GIVEN DATA
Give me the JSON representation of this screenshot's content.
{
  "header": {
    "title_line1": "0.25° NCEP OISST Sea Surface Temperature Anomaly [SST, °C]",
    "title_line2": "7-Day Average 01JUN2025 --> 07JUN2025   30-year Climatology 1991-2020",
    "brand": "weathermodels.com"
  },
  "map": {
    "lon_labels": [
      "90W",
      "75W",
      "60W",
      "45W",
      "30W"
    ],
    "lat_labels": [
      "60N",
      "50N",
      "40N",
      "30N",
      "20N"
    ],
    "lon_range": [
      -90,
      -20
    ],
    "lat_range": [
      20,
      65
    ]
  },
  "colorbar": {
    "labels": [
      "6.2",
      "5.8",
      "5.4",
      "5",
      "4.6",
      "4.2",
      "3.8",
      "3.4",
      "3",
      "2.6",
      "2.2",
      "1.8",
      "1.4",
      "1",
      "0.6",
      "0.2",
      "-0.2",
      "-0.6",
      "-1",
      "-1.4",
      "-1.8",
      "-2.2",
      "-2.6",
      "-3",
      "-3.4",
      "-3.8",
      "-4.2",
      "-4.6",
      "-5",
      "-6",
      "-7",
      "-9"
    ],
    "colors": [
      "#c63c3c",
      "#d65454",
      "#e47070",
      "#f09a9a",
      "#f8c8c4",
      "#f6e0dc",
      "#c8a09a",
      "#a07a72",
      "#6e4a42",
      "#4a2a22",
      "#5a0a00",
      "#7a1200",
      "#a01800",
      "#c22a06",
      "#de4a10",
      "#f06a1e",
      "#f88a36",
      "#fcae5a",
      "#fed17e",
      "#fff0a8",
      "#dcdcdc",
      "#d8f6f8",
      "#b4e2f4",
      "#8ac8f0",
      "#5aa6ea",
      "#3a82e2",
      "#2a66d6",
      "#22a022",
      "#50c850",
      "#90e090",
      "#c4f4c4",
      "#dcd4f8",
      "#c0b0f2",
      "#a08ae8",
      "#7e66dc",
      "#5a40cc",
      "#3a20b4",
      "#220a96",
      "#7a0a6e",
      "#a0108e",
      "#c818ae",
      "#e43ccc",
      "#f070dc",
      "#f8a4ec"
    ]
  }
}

WORK TO BE COMPLETED
Copy the material above back out, exactly as written.

WRITTEN RESPONSE
Give me the JSON representation of this screenshot's content.
{
  "header": {
    "title_line1": "0.25° NCEP OISST Sea Surface Temperature Anomaly [SST, °C]",
    "title_line2": "7-Day Average 01JUN2025 --> 07JUN2025   30-year Climatology 1991-2020",
    "brand": "weathermodels.com"
  },
  "map": {
    "lon_labels": [
      "90W",
      "75W",
      "60W",
      "45W",
      "30W"
    ],
    "lat_labels": [
      "60N",
      "50N",
      "40N",
      "30N",
      "20N"
    ],
    "lon_range": [
      -90,
      -20
    ],
    "lat_range": [
      20,
      65
    ]
  },
  "colorbar": {
    "labels": [
      "6.2",
      "5.8",
      "5.4",
      "5",
      "4.6",
      "4.2",
      "3.8",
      "3.4",
      "3",
      "2.6",
      "2.2",
      "1.8",
      "1.4",
      "1",
      "0.6",
      "0.2",
      "-0.2",
      "-0.6",
      "-1",
      "-1.4",
      "-1.8",
      "-2.2",
      "-2.6",
      "-3",
      "-3.4",
      "-3.8",
      "-4.2",
      "-4.6",
      "-5",
      "-6",
      "-7",
      "-9"
    ],
    "colors": [
      "#c63c3c",
      "#d65454",
      "#e47070",
      "#f09a9a",
      "#f8c8c4",
      "#f6e0dc",
      "#c8a09a",
      "#a07a72",
      "#6e4a42",
      "#4a2a22",
      "#5a0a00",
      "#7a1200",
      "#a01800",
      "#c22a06",
      "#de4a10",
      "#f06a1e",
      "#f88a36",
      "#fcae5a",
      "#fed17e",
      "#fff0a8",
      "#dcdcdc",
      "#d8f6f8",
      "#b4e2f4",
      "#8ac8f0",
      "#5aa6ea",
      "#3a82e2",
      "#2a66d6",
      "#22a022",
      "#50c850",
      "#90e090",
      "#c4f4c4",
      "#dcd4f8",
      "#c0b0f2",
      "#a08ae8",
      "#7e66dc",
      "#5a40cc",
      "#3a20b4",
      "#220a96",
      "#7a0a6e",
      "#a0108e",
      "#c818ae",
      "#e43ccc",
      "#f070dc",
      "#f8a4ec"
    ]
  }
}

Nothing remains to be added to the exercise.